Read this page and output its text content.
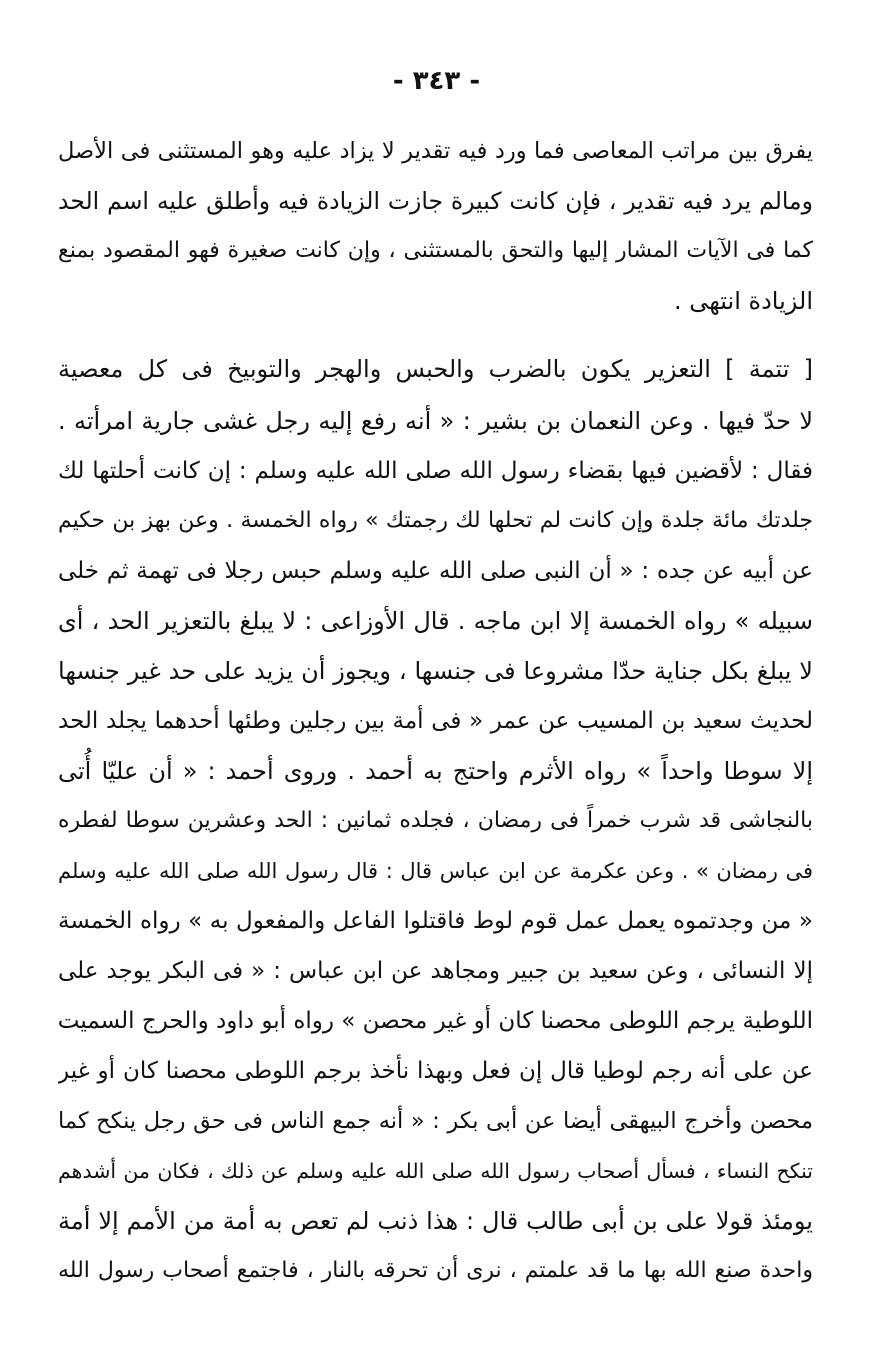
- ٣٤٣ -
يفرق بين مراتب المعاصى فما ورد فيه تقدير لا يزاد عليه وهو المستثنى فى الأصل
ومالم يرد فيه تقدير ، فإن كانت كبيرة جازت الزيادة فيه وأطلق عليه اسم الحد
كما فى الآيات المشار إليها والتحق بالمستثنى ، وإن كانت صغيرة فهو المقصود بمنع
الزيادة انتهى .
[ تتمة ] التعزير يكون بالضرب والحبس والهجر والتوبيخ فى كل معصية
لا حدّ فيها . وعن النعمان بن بشير : « أنه رفع إليه رجل غشى جارية امرأته .
فقال : لأقضين فيها بقضاء رسول الله صلى الله عليه وسلم : إن كانت أحلتها لك
جلدتك مائة جلدة وإن كانت لم تحلها لك رجمتك » رواه الخمسة . وعن بهز بن حكيم
عن أبيه عن جده : « أن النبى صلى الله عليه وسلم حبس رجلا فى تهمة ثم خلى
سبيله » رواه الخمسة إلا ابن ماجه . قال الأوزاعى : لا يبلغ بالتعزير الحد ، أى
لا يبلغ بكل جناية حدّا مشروعا فى جنسها ، ويجوز أن يزيد على حد غير جنسها
لحديث سعيد بن المسيب عن عمر « فى أمة بين رجلين وطئها أحدهما يجلد الحد
إلا سوطا واحداً » رواه الأثرم واحتج به أحمد . وروى أحمد : « أن عليّا أُتى
بالنجاشى قد شرب خمراً فى رمضان ، فجلده ثمانين : الحد وعشرين سوطا لفطره
فى رمضان » . وعن عكرمة عن ابن عباس قال : قال رسول الله صلى الله عليه وسلم
« من وجدتموه يعمل عمل قوم لوط فاقتلوا الفاعل والمفعول به » رواه الخمسة
إلا النسائى ، وعن سعيد بن جبير ومجاهد عن ابن عباس : « فى البكر يوجد على
اللوطية يرجم اللوطى محصنا كان أو غير محصن » رواه أبو داود والحرج السميت
عن على أنه رجم لوطيا قال إن فعل وبهذا نأخذ برجم اللوطى محصنا كان أو غير
محصن وأخرج البيهقى أيضا عن أبى بكر : « أنه جمع الناس فى حق رجل ينكح كما
تنكح النساء ، فسأل أصحاب رسول الله صلى الله عليه وسلم عن ذلك ، فكان من أشدهم
يومئذ قولا على بن أبى طالب قال : هذا ذنب لم تعص به أمة من الأمم إلا أمة
واحدة صنع الله بها ما قد علمتم ، نرى أن تحرقه بالنار ، فاجتمع أصحاب رسول الله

◆ The problem ◆
Set down the material above as is, without any pictures.

◆ Exercise solution ◆
Read this page and output its text content.
- ٣٤٣ -
يفرق بين مراتب المعاصى فما ورد فيه تقدير لا يزاد عليه وهو المستثنى فى الأصل
ومالم يرد فيه تقدير ، فإن كانت كبيرة جازت الزيادة فيه وأطلق عليه اسم الحد
كما فى الآيات المشار إليها والتحق بالمستثنى ، وإن كانت صغيرة فهو المقصود بمنع
الزيادة انتهى .
[ تتمة ] التعزير يكون بالضرب والحبس والهجر والتوبيخ فى كل معصية
لا حدّ فيها . وعن النعمان بن بشير : « أنه رفع إليه رجل غشى جارية امرأته .
فقال : لأقضين فيها بقضاء رسول الله صلى الله عليه وسلم : إن كانت أحلتها لك
جلدتك مائة جلدة وإن كانت لم تحلها لك رجمتك » رواه الخمسة . وعن بهز بن حكيم
عن أبيه عن جده : « أن النبى صلى الله عليه وسلم حبس رجلا فى تهمة ثم خلى
سبيله » رواه الخمسة إلا ابن ماجه . قال الأوزاعى : لا يبلغ بالتعزير الحد ، أى
لا يبلغ بكل جناية حدّا مشروعا فى جنسها ، ويجوز أن يزيد على حد غير جنسها
لحديث سعيد بن المسيب عن عمر « فى أمة بين رجلين وطئها أحدهما يجلد الحد
إلا سوطا واحداً » رواه الأثرم واحتج به أحمد . وروى أحمد : « أن عليّا أُتى
بالنجاشى قد شرب خمراً فى رمضان ، فجلده ثمانين : الحد وعشرين سوطا لفطره
فى رمضان » . وعن عكرمة عن ابن عباس قال : قال رسول الله صلى الله عليه وسلم
« من وجدتموه يعمل عمل قوم لوط فاقتلوا الفاعل والمفعول به » رواه الخمسة
إلا النسائى ، وعن سعيد بن جبير ومجاهد عن ابن عباس : « فى البكر يوجد على
اللوطية يرجم اللوطى محصنا كان أو غير محصن » رواه أبو داود والحرج السميت
عن على أنه رجم لوطيا قال إن فعل وبهذا نأخذ برجم اللوطى محصنا كان أو غير
محصن وأخرج البيهقى أيضا عن أبى بكر : « أنه جمع الناس فى حق رجل ينكح كما
تنكح النساء ، فسأل أصحاب رسول الله صلى الله عليه وسلم عن ذلك ، فكان من أشدهم
يومئذ قولا على بن أبى طالب قال : هذا ذنب لم تعص به أمة من الأمم إلا أمة
واحدة صنع الله بها ما قد علمتم ، نرى أن تحرقه بالنار ، فاجتمع أصحاب رسول الله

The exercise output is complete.